Write out the listing below exactly, and omit any images you find in it.
>> START Data listing
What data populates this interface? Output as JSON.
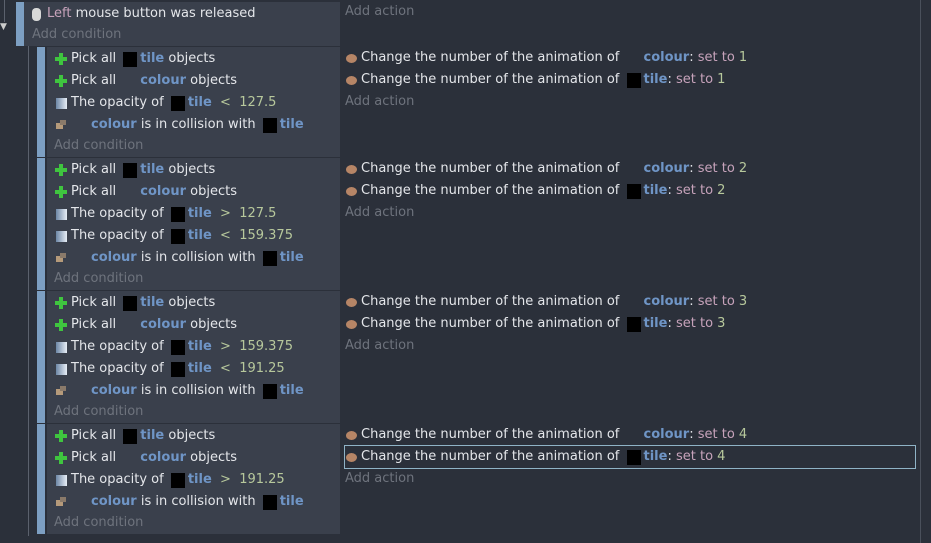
{
  "parent": {
    "conditions": [
      [
        {
          "icon": "mouse"
        },
        {
          "kw": "Left"
        },
        {
          "t": " mouse button was released"
        }
      ]
    ],
    "add_condition": "Add condition",
    "add_action": "Add action"
  },
  "subevents": [
    {
      "conditions": [
        [
          {
            "icon": "plus"
          },
          {
            "t": "Pick all "
          },
          {
            "icon": "blk"
          },
          {
            "obj": "tile"
          },
          {
            "t": " objects"
          }
        ],
        [
          {
            "icon": "plus"
          },
          {
            "t": "Pick all "
          },
          {
            "icon": "gap"
          },
          {
            "obj": "colour"
          },
          {
            "t": " objects"
          }
        ],
        [
          {
            "icon": "op"
          },
          {
            "t": "The opacity of "
          },
          {
            "icon": "blk"
          },
          {
            "obj": "tile"
          },
          {
            "num": "  <  127.5"
          }
        ],
        [
          {
            "icon": "col"
          },
          {
            "icon": "gap"
          },
          {
            "obj": "colour"
          },
          {
            "t": " is in collision with "
          },
          {
            "icon": "blk"
          },
          {
            "obj": "tile"
          }
        ]
      ],
      "actions": [
        [
          {
            "icon": "anim"
          },
          {
            "t": "Change the number of the animation of "
          },
          {
            "icon": "gap"
          },
          {
            "obj": "colour"
          },
          {
            "t": ": "
          },
          {
            "kw": "set to "
          },
          {
            "num": "1"
          }
        ],
        [
          {
            "icon": "anim"
          },
          {
            "t": "Change the number of the animation of "
          },
          {
            "icon": "blk"
          },
          {
            "obj": "tile"
          },
          {
            "t": ": "
          },
          {
            "kw": "set to "
          },
          {
            "num": "1"
          }
        ]
      ]
    },
    {
      "conditions": [
        [
          {
            "icon": "plus"
          },
          {
            "t": "Pick all "
          },
          {
            "icon": "blk"
          },
          {
            "obj": "tile"
          },
          {
            "t": " objects"
          }
        ],
        [
          {
            "icon": "plus"
          },
          {
            "t": "Pick all "
          },
          {
            "icon": "gap"
          },
          {
            "obj": "colour"
          },
          {
            "t": " objects"
          }
        ],
        [
          {
            "icon": "op"
          },
          {
            "t": "The opacity of "
          },
          {
            "icon": "blk"
          },
          {
            "obj": "tile"
          },
          {
            "num": "  >  127.5"
          }
        ],
        [
          {
            "icon": "op"
          },
          {
            "t": "The opacity of "
          },
          {
            "icon": "blk"
          },
          {
            "obj": "tile"
          },
          {
            "num": "  <  159.375"
          }
        ],
        [
          {
            "icon": "col"
          },
          {
            "icon": "gap"
          },
          {
            "obj": "colour"
          },
          {
            "t": " is in collision with "
          },
          {
            "icon": "blk"
          },
          {
            "obj": "tile"
          }
        ]
      ],
      "actions": [
        [
          {
            "icon": "anim"
          },
          {
            "t": "Change the number of the animation of "
          },
          {
            "icon": "gap"
          },
          {
            "obj": "colour"
          },
          {
            "t": ": "
          },
          {
            "kw": "set to "
          },
          {
            "num": "2"
          }
        ],
        [
          {
            "icon": "anim"
          },
          {
            "t": "Change the number of the animation of "
          },
          {
            "icon": "blk"
          },
          {
            "obj": "tile"
          },
          {
            "t": ": "
          },
          {
            "kw": "set to "
          },
          {
            "num": "2"
          }
        ]
      ]
    },
    {
      "conditions": [
        [
          {
            "icon": "plus"
          },
          {
            "t": "Pick all "
          },
          {
            "icon": "blk"
          },
          {
            "obj": "tile"
          },
          {
            "t": " objects"
          }
        ],
        [
          {
            "icon": "plus"
          },
          {
            "t": "Pick all "
          },
          {
            "icon": "gap"
          },
          {
            "obj": "colour"
          },
          {
            "t": " objects"
          }
        ],
        [
          {
            "icon": "op"
          },
          {
            "t": "The opacity of "
          },
          {
            "icon": "blk"
          },
          {
            "obj": "tile"
          },
          {
            "num": "  >  159.375"
          }
        ],
        [
          {
            "icon": "op"
          },
          {
            "t": "The opacity of "
          },
          {
            "icon": "blk"
          },
          {
            "obj": "tile"
          },
          {
            "num": "  <  191.25"
          }
        ],
        [
          {
            "icon": "col"
          },
          {
            "icon": "gap"
          },
          {
            "obj": "colour"
          },
          {
            "t": " is in collision with "
          },
          {
            "icon": "blk"
          },
          {
            "obj": "tile"
          }
        ]
      ],
      "actions": [
        [
          {
            "icon": "anim"
          },
          {
            "t": "Change the number of the animation of "
          },
          {
            "icon": "gap"
          },
          {
            "obj": "colour"
          },
          {
            "t": ": "
          },
          {
            "kw": "set to "
          },
          {
            "num": "3"
          }
        ],
        [
          {
            "icon": "anim"
          },
          {
            "t": "Change the number of the animation of "
          },
          {
            "icon": "blk"
          },
          {
            "obj": "tile"
          },
          {
            "t": ": "
          },
          {
            "kw": "set to "
          },
          {
            "num": "3"
          }
        ]
      ]
    },
    {
      "conditions": [
        [
          {
            "icon": "plus"
          },
          {
            "t": "Pick all "
          },
          {
            "icon": "blk"
          },
          {
            "obj": "tile"
          },
          {
            "t": " objects"
          }
        ],
        [
          {
            "icon": "plus"
          },
          {
            "t": "Pick all "
          },
          {
            "icon": "gap"
          },
          {
            "obj": "colour"
          },
          {
            "t": " objects"
          }
        ],
        [
          {
            "icon": "op"
          },
          {
            "t": "The opacity of "
          },
          {
            "icon": "blk"
          },
          {
            "obj": "tile"
          },
          {
            "num": "  >  191.25"
          }
        ],
        [
          {
            "icon": "col"
          },
          {
            "icon": "gap"
          },
          {
            "obj": "colour"
          },
          {
            "t": " is in collision with "
          },
          {
            "icon": "blk"
          },
          {
            "obj": "tile"
          }
        ]
      ],
      "actions": [
        [
          {
            "icon": "anim"
          },
          {
            "t": "Change the number of the animation of "
          },
          {
            "icon": "gap"
          },
          {
            "obj": "colour"
          },
          {
            "t": ": "
          },
          {
            "kw": "set to "
          },
          {
            "num": "4"
          }
        ],
        [
          {
            "icon": "anim"
          },
          {
            "t": "Change the number of the animation of "
          },
          {
            "icon": "blk"
          },
          {
            "obj": "tile"
          },
          {
            "t": ": "
          },
          {
            "kw": "set to "
          },
          {
            "num": "4"
          }
        ]
      ],
      "selected_action": 1
    }
  ],
  "labels": {
    "add_condition": "Add condition",
    "add_action": "Add action"
  },
  "colors": {
    "bar": "#7d9fc2",
    "object": "#6f95c6",
    "number": "#b7c89c",
    "keyword": "#c7a3bb"
  }
}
>> END Data listing
> Solution below
What data populates this interface? Output as JSON.
{
  "parent": {
    "conditions": [
      [
        {
          "icon": "mouse"
        },
        {
          "kw": "Left"
        },
        {
          "t": " mouse button was released"
        }
      ]
    ],
    "add_condition": "Add condition",
    "add_action": "Add action"
  },
  "subevents": [
    {
      "conditions": [
        [
          {
            "icon": "plus"
          },
          {
            "t": "Pick all "
          },
          {
            "icon": "blk"
          },
          {
            "obj": "tile"
          },
          {
            "t": " objects"
          }
        ],
        [
          {
            "icon": "plus"
          },
          {
            "t": "Pick all "
          },
          {
            "icon": "gap"
          },
          {
            "obj": "colour"
          },
          {
            "t": " objects"
          }
        ],
        [
          {
            "icon": "op"
          },
          {
            "t": "The opacity of "
          },
          {
            "icon": "blk"
          },
          {
            "obj": "tile"
          },
          {
            "num": "  <  127.5"
          }
        ],
        [
          {
            "icon": "col"
          },
          {
            "icon": "gap"
          },
          {
            "obj": "colour"
          },
          {
            "t": " is in collision with "
          },
          {
            "icon": "blk"
          },
          {
            "obj": "tile"
          }
        ]
      ],
      "actions": [
        [
          {
            "icon": "anim"
          },
          {
            "t": "Change the number of the animation of "
          },
          {
            "icon": "gap"
          },
          {
            "obj": "colour"
          },
          {
            "t": ": "
          },
          {
            "kw": "set to "
          },
          {
            "num": "1"
          }
        ],
        [
          {
            "icon": "anim"
          },
          {
            "t": "Change the number of the animation of "
          },
          {
            "icon": "blk"
          },
          {
            "obj": "tile"
          },
          {
            "t": ": "
          },
          {
            "kw": "set to "
          },
          {
            "num": "1"
          }
        ]
      ]
    },
    {
      "conditions": [
        [
          {
            "icon": "plus"
          },
          {
            "t": "Pick all "
          },
          {
            "icon": "blk"
          },
          {
            "obj": "tile"
          },
          {
            "t": " objects"
          }
        ],
        [
          {
            "icon": "plus"
          },
          {
            "t": "Pick all "
          },
          {
            "icon": "gap"
          },
          {
            "obj": "colour"
          },
          {
            "t": " objects"
          }
        ],
        [
          {
            "icon": "op"
          },
          {
            "t": "The opacity of "
          },
          {
            "icon": "blk"
          },
          {
            "obj": "tile"
          },
          {
            "num": "  >  127.5"
          }
        ],
        [
          {
            "icon": "op"
          },
          {
            "t": "The opacity of "
          },
          {
            "icon": "blk"
          },
          {
            "obj": "tile"
          },
          {
            "num": "  <  159.375"
          }
        ],
        [
          {
            "icon": "col"
          },
          {
            "icon": "gap"
          },
          {
            "obj": "colour"
          },
          {
            "t": " is in collision with "
          },
          {
            "icon": "blk"
          },
          {
            "obj": "tile"
          }
        ]
      ],
      "actions": [
        [
          {
            "icon": "anim"
          },
          {
            "t": "Change the number of the animation of "
          },
          {
            "icon": "gap"
          },
          {
            "obj": "colour"
          },
          {
            "t": ": "
          },
          {
            "kw": "set to "
          },
          {
            "num": "2"
          }
        ],
        [
          {
            "icon": "anim"
          },
          {
            "t": "Change the number of the animation of "
          },
          {
            "icon": "blk"
          },
          {
            "obj": "tile"
          },
          {
            "t": ": "
          },
          {
            "kw": "set to "
          },
          {
            "num": "2"
          }
        ]
      ]
    },
    {
      "conditions": [
        [
          {
            "icon": "plus"
          },
          {
            "t": "Pick all "
          },
          {
            "icon": "blk"
          },
          {
            "obj": "tile"
          },
          {
            "t": " objects"
          }
        ],
        [
          {
            "icon": "plus"
          },
          {
            "t": "Pick all "
          },
          {
            "icon": "gap"
          },
          {
            "obj": "colour"
          },
          {
            "t": " objects"
          }
        ],
        [
          {
            "icon": "op"
          },
          {
            "t": "The opacity of "
          },
          {
            "icon": "blk"
          },
          {
            "obj": "tile"
          },
          {
            "num": "  >  159.375"
          }
        ],
        [
          {
            "icon": "op"
          },
          {
            "t": "The opacity of "
          },
          {
            "icon": "blk"
          },
          {
            "obj": "tile"
          },
          {
            "num": "  <  191.25"
          }
        ],
        [
          {
            "icon": "col"
          },
          {
            "icon": "gap"
          },
          {
            "obj": "colour"
          },
          {
            "t": " is in collision with "
          },
          {
            "icon": "blk"
          },
          {
            "obj": "tile"
          }
        ]
      ],
      "actions": [
        [
          {
            "icon": "anim"
          },
          {
            "t": "Change the number of the animation of "
          },
          {
            "icon": "gap"
          },
          {
            "obj": "colour"
          },
          {
            "t": ": "
          },
          {
            "kw": "set to "
          },
          {
            "num": "3"
          }
        ],
        [
          {
            "icon": "anim"
          },
          {
            "t": "Change the number of the animation of "
          },
          {
            "icon": "blk"
          },
          {
            "obj": "tile"
          },
          {
            "t": ": "
          },
          {
            "kw": "set to "
          },
          {
            "num": "3"
          }
        ]
      ]
    },
    {
      "conditions": [
        [
          {
            "icon": "plus"
          },
          {
            "t": "Pick all "
          },
          {
            "icon": "blk"
          },
          {
            "obj": "tile"
          },
          {
            "t": " objects"
          }
        ],
        [
          {
            "icon": "plus"
          },
          {
            "t": "Pick all "
          },
          {
            "icon": "gap"
          },
          {
            "obj": "colour"
          },
          {
            "t": " objects"
          }
        ],
        [
          {
            "icon": "op"
          },
          {
            "t": "The opacity of "
          },
          {
            "icon": "blk"
          },
          {
            "obj": "tile"
          },
          {
            "num": "  >  191.25"
          }
        ],
        [
          {
            "icon": "col"
          },
          {
            "icon": "gap"
          },
          {
            "obj": "colour"
          },
          {
            "t": " is in collision with "
          },
          {
            "icon": "blk"
          },
          {
            "obj": "tile"
          }
        ]
      ],
      "actions": [
        [
          {
            "icon": "anim"
          },
          {
            "t": "Change the number of the animation of "
          },
          {
            "icon": "gap"
          },
          {
            "obj": "colour"
          },
          {
            "t": ": "
          },
          {
            "kw": "set to "
          },
          {
            "num": "4"
          }
        ],
        [
          {
            "icon": "anim"
          },
          {
            "t": "Change the number of the animation of "
          },
          {
            "icon": "blk"
          },
          {
            "obj": "tile"
          },
          {
            "t": ": "
          },
          {
            "kw": "set to "
          },
          {
            "num": "4"
          }
        ]
      ],
      "selected_action": 1
    }
  ],
  "labels": {
    "add_condition": "Add condition",
    "add_action": "Add action"
  },
  "colors": {
    "bar": "#7d9fc2",
    "object": "#6f95c6",
    "number": "#b7c89c",
    "keyword": "#c7a3bb"
  }
}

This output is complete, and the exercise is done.